Instructions to follow: What lines of the data include the string "FEDERATION"? Copy them all.

[Begin Data lines]

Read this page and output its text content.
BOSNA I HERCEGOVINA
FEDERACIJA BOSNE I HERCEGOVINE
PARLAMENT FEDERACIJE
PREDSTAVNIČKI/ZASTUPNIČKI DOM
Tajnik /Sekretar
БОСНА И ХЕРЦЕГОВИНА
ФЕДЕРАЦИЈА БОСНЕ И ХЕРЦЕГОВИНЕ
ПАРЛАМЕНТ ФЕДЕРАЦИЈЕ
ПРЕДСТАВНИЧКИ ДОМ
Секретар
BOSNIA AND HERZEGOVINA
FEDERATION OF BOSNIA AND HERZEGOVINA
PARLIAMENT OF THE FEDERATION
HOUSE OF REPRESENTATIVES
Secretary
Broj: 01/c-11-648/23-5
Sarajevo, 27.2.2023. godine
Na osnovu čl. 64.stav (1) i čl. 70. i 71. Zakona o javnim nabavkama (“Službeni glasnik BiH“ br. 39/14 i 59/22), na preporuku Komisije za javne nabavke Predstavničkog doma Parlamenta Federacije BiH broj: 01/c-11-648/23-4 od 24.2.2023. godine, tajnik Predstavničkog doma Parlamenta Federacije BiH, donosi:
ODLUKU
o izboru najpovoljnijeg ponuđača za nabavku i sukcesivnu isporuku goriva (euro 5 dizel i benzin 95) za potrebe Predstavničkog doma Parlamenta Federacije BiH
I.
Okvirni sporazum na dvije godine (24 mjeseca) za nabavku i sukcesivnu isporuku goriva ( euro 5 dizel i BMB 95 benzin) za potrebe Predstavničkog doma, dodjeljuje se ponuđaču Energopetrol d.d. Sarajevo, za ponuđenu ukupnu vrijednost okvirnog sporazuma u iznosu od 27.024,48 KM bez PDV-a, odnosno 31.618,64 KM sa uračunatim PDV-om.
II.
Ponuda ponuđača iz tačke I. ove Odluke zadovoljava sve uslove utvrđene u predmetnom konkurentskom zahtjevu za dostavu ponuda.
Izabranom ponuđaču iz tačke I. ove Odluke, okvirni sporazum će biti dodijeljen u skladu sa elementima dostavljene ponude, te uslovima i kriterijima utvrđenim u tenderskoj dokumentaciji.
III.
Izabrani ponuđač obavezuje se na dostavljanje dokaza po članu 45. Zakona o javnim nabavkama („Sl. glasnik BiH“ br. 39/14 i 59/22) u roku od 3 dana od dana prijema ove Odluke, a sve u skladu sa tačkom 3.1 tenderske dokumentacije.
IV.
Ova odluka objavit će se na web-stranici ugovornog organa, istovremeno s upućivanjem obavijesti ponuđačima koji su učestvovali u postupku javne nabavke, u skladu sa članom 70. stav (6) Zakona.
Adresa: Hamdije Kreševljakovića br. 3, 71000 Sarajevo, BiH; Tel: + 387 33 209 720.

[End Data lines]

Written answer:
FEDERATION OF BOSNIA AND HERZEGOVINA
PARLIAMENT OF THE FEDERATION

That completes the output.